══ Data section ══

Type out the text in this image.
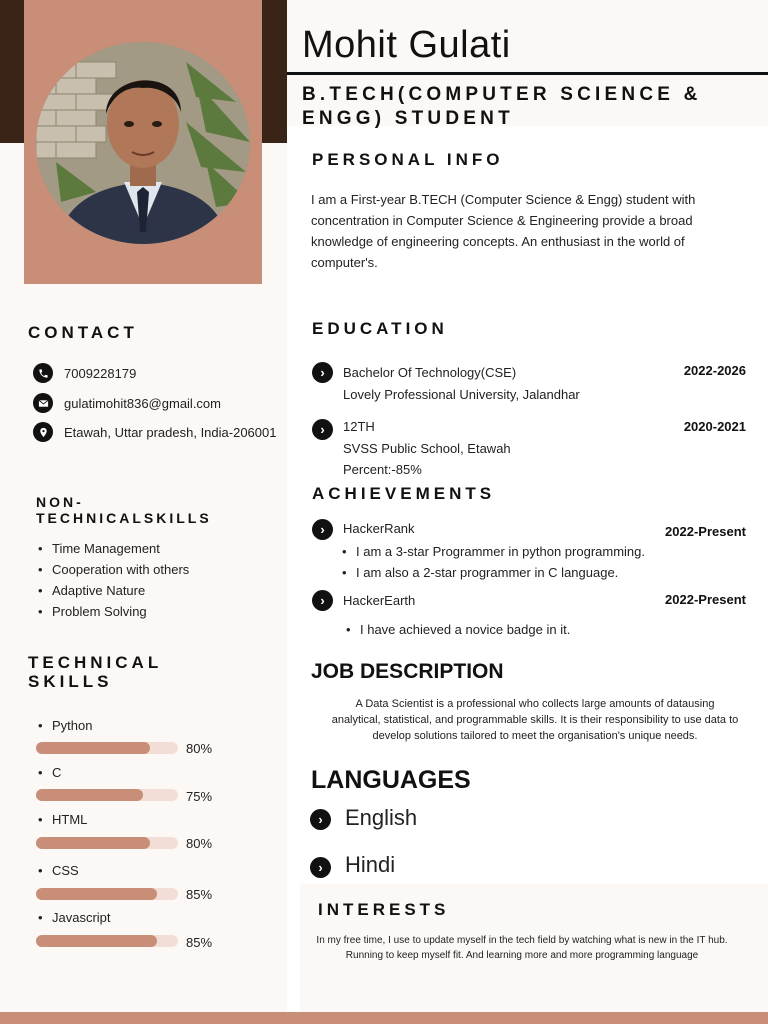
Mohit Gulati
B.TECH(COMPUTER SCIENCE & ENGG) STUDENT
PERSONAL INFO
I am a First-year B.TECH (Computer Science & Engg) student with concentration in Computer Science & Engineering provide a broad knowledge of engineering concepts. An enthusiast in the world of computer's.
CONTACT
7009228179
gulatimohit836@gmail.com
Etawah, Uttar pradesh, India-206001
NON-
TECHNICALSKILLS
• Time Management
• Cooperation with others
• Adaptive Nature
• Problem Solving
TECHNICAL
SKILLS
• Python
80%
• C
75%
• HTML
80%
• CSS
85%
• Javascript
85%
EDUCATION
›	Bachelor Of Technology(CSE)
Lovely Professional University, Jalandhar
2022-2026
›	12TH
SVSS Public School, Etawah
Percent:-85%
2020-2021
ACHIEVEMENTS
›	HackerRank	2022-Present
• I am a 3-star Programmer in python programming.
• I am also a 2-star programmer in C language.
›	HackerEarth	2022-Present
• I have achieved a novice badge in it.
JOB DESCRIPTION
A Data Scientist is a professional who collects large amounts of datausing analytical, statistical, and programmable skills. It is their responsibility to use data to develop solutions tailored to meet the organisation's unique needs.
LANGUAGES
›	English
›	Hindi
INTERESTS
In my free time, I use to update myself in the tech field by watching what is new in the IT hub. Running to keep myself fit. And learning more and more programming language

═══

▸ **Instructions to follow**
Working from the material above, transcribe it exactly while omitting pictures.

▸ **Response below**
Type out the text in this image.
Mohit Gulati
B.TECH(COMPUTER SCIENCE & ENGG) STUDENT
PERSONAL INFO
I am a First-year B.TECH (Computer Science & Engg) student with concentration in Computer Science & Engineering provide a broad knowledge of engineering concepts. An enthusiast in the world of computer's.
CONTACT
7009228179
gulatimohit836@gmail.com
Etawah, Uttar pradesh, India-206001
NON-
TECHNICALSKILLS
• Time Management
• Cooperation with others
• Adaptive Nature
• Problem Solving
TECHNICAL
SKILLS
• Python
80%
• C
75%
• HTML
80%
• CSS
85%
• Javascript
85%
EDUCATION
›	Bachelor Of Technology(CSE)
Lovely Professional University, Jalandhar
2022-2026
›	12TH
SVSS Public School, Etawah
Percent:-85%
2020-2021
ACHIEVEMENTS
›	HackerRank	2022-Present
• I am a 3-star Programmer in python programming.
• I am also a 2-star programmer in C language.
›	HackerEarth	2022-Present
• I have achieved a novice badge in it.
JOB DESCRIPTION
A Data Scientist is a professional who collects large amounts of datausing analytical, statistical, and programmable skills. It is their responsibility to use data to develop solutions tailored to meet the organisation's unique needs.
LANGUAGES
›	English
›	Hindi
INTERESTS
In my free time, I use to update myself in the tech field by watching what is new in the IT hub. Running to keep myself fit. And learning more and more programming language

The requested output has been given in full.